* DIRECTION *
Keep the pictures out and restate every record exactly.

Collected data entries:
|---|

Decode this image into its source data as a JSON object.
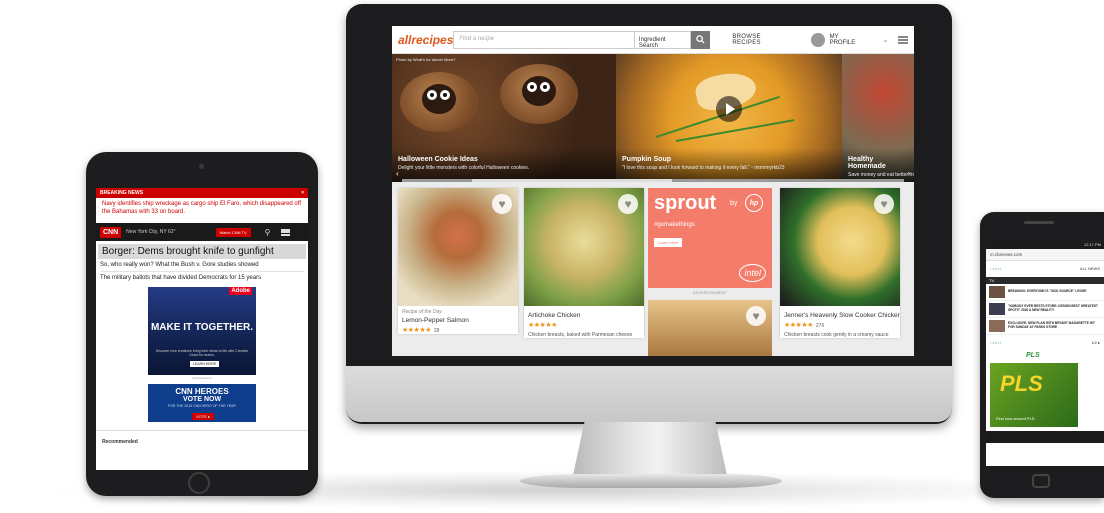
{
  "desktop": {
    "header": {
      "logo": "allrecipes",
      "search_placeholder": "Find a recipe",
      "ingredient_search": "Ingredient Search",
      "browse": "BROWSE RECIPES",
      "profile": "MY PROFILE"
    },
    "carousel": [
      {
        "credit": "Photo by What's for dinner Mom?",
        "title": "Halloween Cookie Ideas",
        "subtitle": "Delight your little monsters with colorful Halloween cookies."
      },
      {
        "credit": "",
        "title": "Pumpkin Soup",
        "subtitle": "\"I love this soup and I look forward to making it every fall.\" - mommyrkb23"
      },
      {
        "credit": "",
        "title": "Healthy Homemade",
        "subtitle": "Save money and eat better from"
      }
    ],
    "cards": [
      {
        "tag": "Recipe of the Day",
        "title": "Lemon-Pepper Salmon",
        "stars": "★★★★★",
        "count": "28",
        "desc": ""
      },
      {
        "tag": "",
        "title": "Artichoke Chicken",
        "stars": "★★★★★",
        "count": "",
        "desc": "Chicken breasts, baked with Parmesan cheese"
      },
      {
        "tag": "",
        "title": "Jenner's Heavenly Slow Cooker Chicken",
        "stars": "★★★★★",
        "count": "276",
        "desc": "Chicken breasts cook gently in a creamy sauce"
      }
    ],
    "ad": {
      "brand": "sprout",
      "by": "by",
      "hp": "hp",
      "hashtag": "#gomakethings",
      "cta": "Learn More",
      "intel": "intel",
      "label": "ADVERTISEMENT"
    }
  },
  "tablet": {
    "breaking_label": "BREAKING NEWS",
    "close": "×",
    "breaking_text": "Navy identifies ship wreckage as cargo ship El Faro, which disappeared off the Bahamas with 33 on board.",
    "logo": "CNN",
    "location": "New York City, NY 62°",
    "live": "Watch CNN TV",
    "headline": "Borger: Dems brought knife to gunfight",
    "story1": "So, who really won? What the Bush v. Gore studies showed",
    "story2": "The military ballots that have divided Democrats for 15 years",
    "ad1": {
      "title": "MAKE IT TOGETHER.",
      "sub": "Discover how creatives bring their ideas to life with Creative Cloud for teams.",
      "btn": "LEARN MORE",
      "adobe": "Adobe",
      "label": "Advertisement"
    },
    "ad2": {
      "t1": "CNN HEROES",
      "t2": "VOTE NOW",
      "t3": "FOR THE 2015 CNN HERO OF THE YEAR",
      "btn": "VOTE ▸"
    },
    "recommended": "Recommended"
  },
  "phone": {
    "status": "12:17 PM",
    "url": "m.cbsnews.com",
    "bar_right": "ALL NEWS",
    "tv": "TV",
    "items": [
      "BREAKING: EVERYONE IS \"SICK SOURCE\" LEGGE",
      "\"NOBODY EVER RESTS STORE: DESIGN BEST GREATEST SPOTS\" 2020 A NEW REALITY",
      "EXCLUSIVE: NEW PLAN WITH BRYANT MAGARETTE HIT FOR SUNDAY AT PARKS STORE"
    ],
    "pls_label": "PLS",
    "pls_logo": "PLS",
    "pls_text": "Find now around PLS.",
    "pager": "1/2 ▸"
  }
}
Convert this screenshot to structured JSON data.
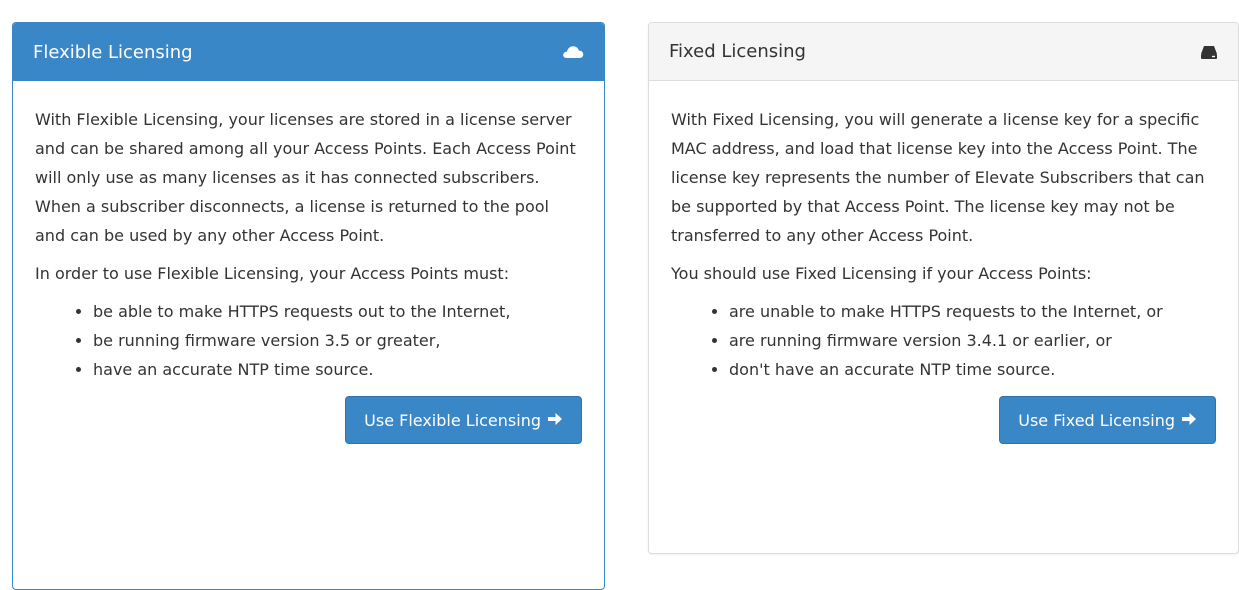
{
  "flexible": {
    "title": "Flexible Licensing",
    "heading_icon": "cloud-icon",
    "paragraph1": "With Flexible Licensing, your licenses are stored in a license server and can be shared among all your Access Points. Each Access Point will only use as many licenses as it has connected subscribers. When a subscriber disconnects, a license is returned to the pool and can be used by any other Access Point.",
    "paragraph2": "In order to use Flexible Licensing, your Access Points must:",
    "requirements": [
      "be able to make HTTPS requests out to the Internet,",
      "be running firmware version 3.5 or greater,",
      "have an accurate NTP time source."
    ],
    "button_label": "Use Flexible Licensing",
    "button_icon": "arrow-right-icon"
  },
  "fixed": {
    "title": "Fixed Licensing",
    "heading_icon": "hdd-icon",
    "paragraph1": "With Fixed Licensing, you will generate a license key for a specific MAC address, and load that license key into the Access Point. The license key represents the number of Elevate Subscribers that can be supported by that Access Point. The license key may not be transferred to any other Access Point.",
    "paragraph2": "You should use Fixed Licensing if your Access Points:",
    "conditions": [
      "are unable to make HTTPS requests to the Internet, or",
      "are running firmware version 3.4.1 or earlier, or",
      "don't have an accurate NTP time source."
    ],
    "button_label": "Use Fixed Licensing",
    "button_icon": "arrow-right-icon"
  },
  "colors": {
    "primary": "#3a87c8",
    "panel_heading_default": "#f5f5f5",
    "text": "#333333"
  }
}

|---|

* ANSWER FOR THE TASK *
Decode this image into its source data as a JSON object.
{
  "desktop": {
    "header": {
      "logo": "allrecipes",
      "search_placeholder": "Find a recipe",
      "ingredient_search": "Ingredient Search",
      "browse": "BROWSE RECIPES",
      "profile": "MY PROFILE"
    },
    "carousel": [
      {
        "credit": "Photo by What's for dinner Mom?",
        "title": "Halloween Cookie Ideas",
        "subtitle": "Delight your little monsters with colorful Halloween cookies."
      },
      {
        "credit": "",
        "title": "Pumpkin Soup",
        "subtitle": "\"I love this soup and I look forward to making it every fall.\" - mommyrkb23"
      },
      {
        "credit": "",
        "title": "Healthy Homemade",
        "subtitle": "Save money and eat better from"
      }
    ],
    "cards": [
      {
        "tag": "Recipe of the Day",
        "title": "Lemon-Pepper Salmon",
        "stars": "★★★★★",
        "count": "28",
        "desc": ""
      },
      {
        "tag": "",
        "title": "Artichoke Chicken",
        "stars": "★★★★★",
        "count": "",
        "desc": "Chicken breasts, baked with Parmesan cheese"
      },
      {
        "tag": "",
        "title": "Jenner's Heavenly Slow Cooker Chicken",
        "stars": "★★★★★",
        "count": "276",
        "desc": "Chicken breasts cook gently in a creamy sauce"
      }
    ],
    "ad": {
      "brand": "sprout",
      "by": "by",
      "hp": "hp",
      "hashtag": "#gomakethings",
      "cta": "Learn More",
      "intel": "intel",
      "label": "ADVERTISEMENT"
    }
  },
  "tablet": {
    "breaking_label": "BREAKING NEWS",
    "close": "×",
    "breaking_text": "Navy identifies ship wreckage as cargo ship El Faro, which disappeared off the Bahamas with 33 on board.",
    "logo": "CNN",
    "location": "New York City, NY 62°",
    "live": "Watch CNN TV",
    "headline": "Borger: Dems brought knife to gunfight",
    "story1": "So, who really won? What the Bush v. Gore studies showed",
    "story2": "The military ballots that have divided Democrats for 15 years",
    "ad1": {
      "title": "MAKE IT TOGETHER.",
      "sub": "Discover how creatives bring their ideas to life with Creative Cloud for teams.",
      "btn": "LEARN MORE",
      "adobe": "Adobe",
      "label": "Advertisement"
    },
    "ad2": {
      "t1": "CNN HEROES",
      "t2": "VOTE NOW",
      "t3": "FOR THE 2015 CNN HERO OF THE YEAR",
      "btn": "VOTE ▸"
    },
    "recommended": "Recommended"
  },
  "phone": {
    "status": "12:17 PM",
    "url": "m.cbsnews.com",
    "bar_right": "ALL NEWS",
    "tv": "TV",
    "items": [
      "BREAKING: EVERYONE IS \"SICK SOURCE\" LEGGE",
      "\"NOBODY EVER RESTS STORE: DESIGN BEST GREATEST SPOTS\" 2020 A NEW REALITY",
      "EXCLUSIVE: NEW PLAN WITH BRYANT MAGARETTE HIT FOR SUNDAY AT PARKS STORE"
    ],
    "pls_label": "PLS",
    "pls_logo": "PLS",
    "pls_text": "Find now around PLS.",
    "pager": "1/2 ▸"
  }
}
Convert this screenshot to structured JSON data.
{
  "flexible": {
    "title": "Flexible Licensing",
    "heading_icon": "cloud-icon",
    "paragraph1": "With Flexible Licensing, your licenses are stored in a license server and can be shared among all your Access Points. Each Access Point will only use as many licenses as it has connected subscribers. When a subscriber disconnects, a license is returned to the pool and can be used by any other Access Point.",
    "paragraph2": "In order to use Flexible Licensing, your Access Points must:",
    "requirements": [
      "be able to make HTTPS requests out to the Internet,",
      "be running firmware version 3.5 or greater,",
      "have an accurate NTP time source."
    ],
    "button_label": "Use Flexible Licensing",
    "button_icon": "arrow-right-icon"
  },
  "fixed": {
    "title": "Fixed Licensing",
    "heading_icon": "hdd-icon",
    "paragraph1": "With Fixed Licensing, you will generate a license key for a specific MAC address, and load that license key into the Access Point. The license key represents the number of Elevate Subscribers that can be supported by that Access Point. The license key may not be transferred to any other Access Point.",
    "paragraph2": "You should use Fixed Licensing if your Access Points:",
    "conditions": [
      "are unable to make HTTPS requests to the Internet, or",
      "are running firmware version 3.4.1 or earlier, or",
      "don't have an accurate NTP time source."
    ],
    "button_label": "Use Fixed Licensing",
    "button_icon": "arrow-right-icon"
  },
  "colors": {
    "primary": "#3a87c8",
    "panel_heading_default": "#f5f5f5",
    "text": "#333333"
  }
}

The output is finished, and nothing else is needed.